• [Exercise instructions]: Could you transcribe the material below exactly, without leaving out a single line?

• [Information provided]:
━━━
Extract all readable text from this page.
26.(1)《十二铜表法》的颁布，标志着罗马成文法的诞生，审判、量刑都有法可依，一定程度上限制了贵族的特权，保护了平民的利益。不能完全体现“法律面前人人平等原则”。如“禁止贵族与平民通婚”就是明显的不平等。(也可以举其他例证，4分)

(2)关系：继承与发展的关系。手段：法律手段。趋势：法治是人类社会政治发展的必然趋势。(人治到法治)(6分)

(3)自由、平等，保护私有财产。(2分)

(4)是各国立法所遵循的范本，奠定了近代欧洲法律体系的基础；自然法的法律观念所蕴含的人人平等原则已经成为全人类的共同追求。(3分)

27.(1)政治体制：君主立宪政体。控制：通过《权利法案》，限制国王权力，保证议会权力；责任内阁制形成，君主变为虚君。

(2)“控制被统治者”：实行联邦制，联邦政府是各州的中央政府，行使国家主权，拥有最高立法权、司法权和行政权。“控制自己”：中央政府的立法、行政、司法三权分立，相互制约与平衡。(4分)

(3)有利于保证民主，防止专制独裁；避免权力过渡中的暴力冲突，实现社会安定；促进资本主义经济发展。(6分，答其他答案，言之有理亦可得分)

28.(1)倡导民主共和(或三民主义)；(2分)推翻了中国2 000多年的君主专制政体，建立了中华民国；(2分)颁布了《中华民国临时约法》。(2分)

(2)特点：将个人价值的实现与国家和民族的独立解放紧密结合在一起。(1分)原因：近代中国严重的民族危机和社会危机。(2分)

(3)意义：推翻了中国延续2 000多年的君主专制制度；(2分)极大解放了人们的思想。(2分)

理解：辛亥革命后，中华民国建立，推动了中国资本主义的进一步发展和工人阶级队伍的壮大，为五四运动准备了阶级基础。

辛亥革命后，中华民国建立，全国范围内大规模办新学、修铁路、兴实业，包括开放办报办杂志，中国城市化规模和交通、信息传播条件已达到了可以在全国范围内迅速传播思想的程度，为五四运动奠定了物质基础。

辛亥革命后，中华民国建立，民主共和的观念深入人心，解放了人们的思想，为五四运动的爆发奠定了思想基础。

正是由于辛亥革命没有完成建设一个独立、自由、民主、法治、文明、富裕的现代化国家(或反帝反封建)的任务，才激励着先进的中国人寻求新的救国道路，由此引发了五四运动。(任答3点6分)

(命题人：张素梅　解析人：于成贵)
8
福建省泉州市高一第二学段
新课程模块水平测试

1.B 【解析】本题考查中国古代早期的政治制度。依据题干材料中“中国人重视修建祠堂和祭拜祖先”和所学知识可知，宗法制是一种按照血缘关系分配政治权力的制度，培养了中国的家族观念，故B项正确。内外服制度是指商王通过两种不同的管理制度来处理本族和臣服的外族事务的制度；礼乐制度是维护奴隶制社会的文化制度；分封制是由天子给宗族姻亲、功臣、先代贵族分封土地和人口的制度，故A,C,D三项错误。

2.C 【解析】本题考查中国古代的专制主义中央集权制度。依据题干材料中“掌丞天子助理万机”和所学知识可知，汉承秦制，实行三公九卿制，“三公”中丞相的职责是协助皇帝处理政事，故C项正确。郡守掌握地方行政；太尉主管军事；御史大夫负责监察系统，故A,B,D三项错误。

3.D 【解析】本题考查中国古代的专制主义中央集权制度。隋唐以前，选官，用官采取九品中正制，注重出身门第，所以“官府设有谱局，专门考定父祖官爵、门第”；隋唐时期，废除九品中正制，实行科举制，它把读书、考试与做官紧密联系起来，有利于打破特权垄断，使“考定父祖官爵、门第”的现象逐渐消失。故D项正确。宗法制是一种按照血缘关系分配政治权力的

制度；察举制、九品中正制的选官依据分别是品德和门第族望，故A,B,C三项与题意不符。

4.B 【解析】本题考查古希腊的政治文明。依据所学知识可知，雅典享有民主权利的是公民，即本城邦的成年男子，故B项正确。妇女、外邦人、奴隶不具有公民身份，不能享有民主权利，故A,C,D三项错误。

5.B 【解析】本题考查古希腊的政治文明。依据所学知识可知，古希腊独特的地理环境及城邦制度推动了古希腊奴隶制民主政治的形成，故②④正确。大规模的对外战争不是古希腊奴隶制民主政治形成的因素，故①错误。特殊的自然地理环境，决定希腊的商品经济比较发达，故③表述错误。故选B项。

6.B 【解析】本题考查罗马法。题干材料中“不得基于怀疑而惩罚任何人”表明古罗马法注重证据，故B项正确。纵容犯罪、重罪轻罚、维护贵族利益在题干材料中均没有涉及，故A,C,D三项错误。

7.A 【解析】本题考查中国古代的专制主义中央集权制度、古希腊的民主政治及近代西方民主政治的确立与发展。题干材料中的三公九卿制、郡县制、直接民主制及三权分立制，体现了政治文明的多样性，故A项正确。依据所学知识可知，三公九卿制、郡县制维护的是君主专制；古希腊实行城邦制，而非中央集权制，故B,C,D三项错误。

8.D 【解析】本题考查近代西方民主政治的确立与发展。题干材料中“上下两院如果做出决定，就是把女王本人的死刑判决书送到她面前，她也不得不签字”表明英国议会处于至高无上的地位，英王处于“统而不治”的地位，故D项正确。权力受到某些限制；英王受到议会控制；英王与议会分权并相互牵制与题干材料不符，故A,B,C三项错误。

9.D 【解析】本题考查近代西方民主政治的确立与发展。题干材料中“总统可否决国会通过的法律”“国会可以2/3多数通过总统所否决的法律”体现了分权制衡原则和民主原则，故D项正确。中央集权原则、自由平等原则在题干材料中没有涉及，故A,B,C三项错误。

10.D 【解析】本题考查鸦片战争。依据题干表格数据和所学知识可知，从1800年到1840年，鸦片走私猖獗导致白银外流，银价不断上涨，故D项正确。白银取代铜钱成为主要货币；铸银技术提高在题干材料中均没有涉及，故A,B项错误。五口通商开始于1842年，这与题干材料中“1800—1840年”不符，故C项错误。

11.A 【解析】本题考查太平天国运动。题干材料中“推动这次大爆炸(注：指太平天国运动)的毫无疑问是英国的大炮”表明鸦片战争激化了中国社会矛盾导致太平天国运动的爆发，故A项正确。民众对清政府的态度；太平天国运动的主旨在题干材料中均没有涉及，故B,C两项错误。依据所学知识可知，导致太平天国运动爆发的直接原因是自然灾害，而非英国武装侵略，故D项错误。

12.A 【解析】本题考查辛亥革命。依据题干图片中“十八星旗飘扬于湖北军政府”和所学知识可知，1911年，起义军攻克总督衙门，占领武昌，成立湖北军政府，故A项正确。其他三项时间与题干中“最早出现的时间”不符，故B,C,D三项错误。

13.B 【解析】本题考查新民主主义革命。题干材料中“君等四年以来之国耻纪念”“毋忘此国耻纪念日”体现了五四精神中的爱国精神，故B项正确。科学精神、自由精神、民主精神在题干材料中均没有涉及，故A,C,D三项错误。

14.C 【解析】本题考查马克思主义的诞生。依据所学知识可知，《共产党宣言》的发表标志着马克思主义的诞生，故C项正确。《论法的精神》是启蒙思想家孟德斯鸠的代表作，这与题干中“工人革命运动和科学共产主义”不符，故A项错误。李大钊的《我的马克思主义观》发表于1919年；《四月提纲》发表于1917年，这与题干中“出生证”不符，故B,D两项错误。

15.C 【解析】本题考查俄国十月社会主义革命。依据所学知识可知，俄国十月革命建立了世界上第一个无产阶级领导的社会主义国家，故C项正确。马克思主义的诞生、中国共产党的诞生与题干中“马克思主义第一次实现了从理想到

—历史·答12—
━━━
• [Result]:
Extract all readable text from this page.
26.(1)《十二铜表法》的颁布，标志着罗马成文法的诞生，审判、量刑都有法可依，一定程度上限制了贵族的特权，保护了平民的利益。不能完全体现“法律面前人人平等原则”。如“禁止贵族与平民通婚”就是明显的不平等。(也可以举其他例证，4分)

(2)关系：继承与发展的关系。手段：法律手段。趋势：法治是人类社会政治发展的必然趋势。(人治到法治)(6分)

(3)自由、平等，保护私有财产。(2分)

(4)是各国立法所遵循的范本，奠定了近代欧洲法律体系的基础；自然法的法律观念所蕴含的人人平等原则已经成为全人类的共同追求。(3分)

27.(1)政治体制：君主立宪政体。控制：通过《权利法案》，限制国王权力，保证议会权力；责任内阁制形成，君主变为虚君。

(2)“控制被统治者”：实行联邦制，联邦政府是各州的中央政府，行使国家主权，拥有最高立法权、司法权和行政权。“控制自己”：中央政府的立法、行政、司法三权分立，相互制约与平衡。(4分)

(3)有利于保证民主，防止专制独裁；避免权力过渡中的暴力冲突，实现社会安定；促进资本主义经济发展。(6分，答其他答案，言之有理亦可得分)

28.(1)倡导民主共和(或三民主义)；(2分)推翻了中国2 000多年的君主专制政体，建立了中华民国；(2分)颁布了《中华民国临时约法》。(2分)

(2)特点：将个人价值的实现与国家和民族的独立解放紧密结合在一起。(1分)原因：近代中国严重的民族危机和社会危机。(2分)

(3)意义：推翻了中国延续2 000多年的君主专制制度；(2分)极大解放了人们的思想。(2分)

理解：辛亥革命后，中华民国建立，推动了中国资本主义的进一步发展和工人阶级队伍的壮大，为五四运动准备了阶级基础。

辛亥革命后，中华民国建立，全国范围内大规模办新学、修铁路、兴实业，包括开放办报办杂志，中国城市化规模和交通、信息传播条件已达到了可以在全国范围内迅速传播思想的程度，为五四运动奠定了物质基础。

辛亥革命后，中华民国建立，民主共和的观念深入人心，解放了人们的思想，为五四运动的爆发奠定了思想基础。

正是由于辛亥革命没有完成建设一个独立、自由、民主、法治、文明、富裕的现代化国家(或反帝反封建)的任务，才激励着先进的中国人寻求新的救国道路，由此引发了五四运动。(任答3点6分)

(命题人：张素梅　解析人：于成贵)
8
福建省泉州市高一第二学段
新课程模块水平测试

1.B 【解析】本题考查中国古代早期的政治制度。依据题干材料中“中国人重视修建祠堂和祭拜祖先”和所学知识可知，宗法制是一种按照血缘关系分配政治权力的制度，培养了中国的家族观念，故B项正确。内外服制度是指商王通过两种不同的管理制度来处理本族和臣服的外族事务的制度；礼乐制度是维护奴隶制社会的文化制度；分封制是由天子给宗族姻亲、功臣、先代贵族分封土地和人口的制度，故A,C,D三项错误。

2.C 【解析】本题考查中国古代的专制主义中央集权制度。依据题干材料中“掌丞天子助理万机”和所学知识可知，汉承秦制，实行三公九卿制，“三公”中丞相的职责是协助皇帝处理政事，故C项正确。郡守掌握地方行政；太尉主管军事；御史大夫负责监察系统，故A,B,D三项错误。

3.D 【解析】本题考查中国古代的专制主义中央集权制度。隋唐以前，选官，用官采取九品中正制，注重出身门第，所以“官府设有谱局，专门考定父祖官爵、门第”；隋唐时期，废除九品中正制，实行科举制，它把读书、考试与做官紧密联系起来，有利于打破特权垄断，使“考定父祖官爵、门第”的现象逐渐消失。故D项正确。宗法制是一种按照血缘关系分配政治权力的

制度；察举制、九品中正制的选官依据分别是品德和门第族望，故A,B,C三项与题意不符。

4.B 【解析】本题考查古希腊的政治文明。依据所学知识可知，雅典享有民主权利的是公民，即本城邦的成年男子，故B项正确。妇女、外邦人、奴隶不具有公民身份，不能享有民主权利，故A,C,D三项错误。

5.B 【解析】本题考查古希腊的政治文明。依据所学知识可知，古希腊独特的地理环境及城邦制度推动了古希腊奴隶制民主政治的形成，故②④正确。大规模的对外战争不是古希腊奴隶制民主政治形成的因素，故①错误。特殊的自然地理环境，决定希腊的商品经济比较发达，故③表述错误。故选B项。

6.B 【解析】本题考查罗马法。题干材料中“不得基于怀疑而惩罚任何人”表明古罗马法注重证据，故B项正确。纵容犯罪、重罪轻罚、维护贵族利益在题干材料中均没有涉及，故A,C,D三项错误。

7.A 【解析】本题考查中国古代的专制主义中央集权制度、古希腊的民主政治及近代西方民主政治的确立与发展。题干材料中的三公九卿制、郡县制、直接民主制及三权分立制，体现了政治文明的多样性，故A项正确。依据所学知识可知，三公九卿制、郡县制维护的是君主专制；古希腊实行城邦制，而非中央集权制，故B,C,D三项错误。

8.D 【解析】本题考查近代西方民主政治的确立与发展。题干材料中“上下两院如果做出决定，就是把女王本人的死刑判决书送到她面前，她也不得不签字”表明英国议会处于至高无上的地位，英王处于“统而不治”的地位，故D项正确。权力受到某些限制；英王受到议会控制；英王与议会分权并相互牵制与题干材料不符，故A,B,C三项错误。

9.D 【解析】本题考查近代西方民主政治的确立与发展。题干材料中“总统可否决国会通过的法律”“国会可以2/3多数通过总统所否决的法律”体现了分权制衡原则和民主原则，故D项正确。中央集权原则、自由平等原则在题干材料中没有涉及，故A,B,C三项错误。

10.D 【解析】本题考查鸦片战争。依据题干表格数据和所学知识可知，从1800年到1840年，鸦片走私猖獗导致白银外流，银价不断上涨，故D项正确。白银取代铜钱成为主要货币；铸银技术提高在题干材料中均没有涉及，故A,B项错误。五口通商开始于1842年，这与题干材料中“1800—1840年”不符，故C项错误。

11.A 【解析】本题考查太平天国运动。题干材料中“推动这次大爆炸(注：指太平天国运动)的毫无疑问是英国的大炮”表明鸦片战争激化了中国社会矛盾导致太平天国运动的爆发，故A项正确。民众对清政府的态度；太平天国运动的主旨在题干材料中均没有涉及，故B,C两项错误。依据所学知识可知，导致太平天国运动爆发的直接原因是自然灾害，而非英国武装侵略，故D项错误。

12.A 【解析】本题考查辛亥革命。依据题干图片中“十八星旗飘扬于湖北军政府”和所学知识可知，1911年，起义军攻克总督衙门，占领武昌，成立湖北军政府，故A项正确。其他三项时间与题干中“最早出现的时间”不符，故B,C,D三项错误。

13.B 【解析】本题考查新民主主义革命。题干材料中“君等四年以来之国耻纪念”“毋忘此国耻纪念日”体现了五四精神中的爱国精神，故B项正确。科学精神、自由精神、民主精神在题干材料中均没有涉及，故A,C,D三项错误。

14.C 【解析】本题考查马克思主义的诞生。依据所学知识可知，《共产党宣言》的发表标志着马克思主义的诞生，故C项正确。《论法的精神》是启蒙思想家孟德斯鸠的代表作，这与题干中“工人革命运动和科学共产主义”不符，故A项错误。李大钊的《我的马克思主义观》发表于1919年；《四月提纲》发表于1917年，这与题干中“出生证”不符，故B,D两项错误。

15.C 【解析】本题考查俄国十月社会主义革命。依据所学知识可知，俄国十月革命建立了世界上第一个无产阶级领导的社会主义国家，故C项正确。马克思主义的诞生、中国共产党的诞生与题干中“马克思主义第一次实现了从理想到

—历史·答12—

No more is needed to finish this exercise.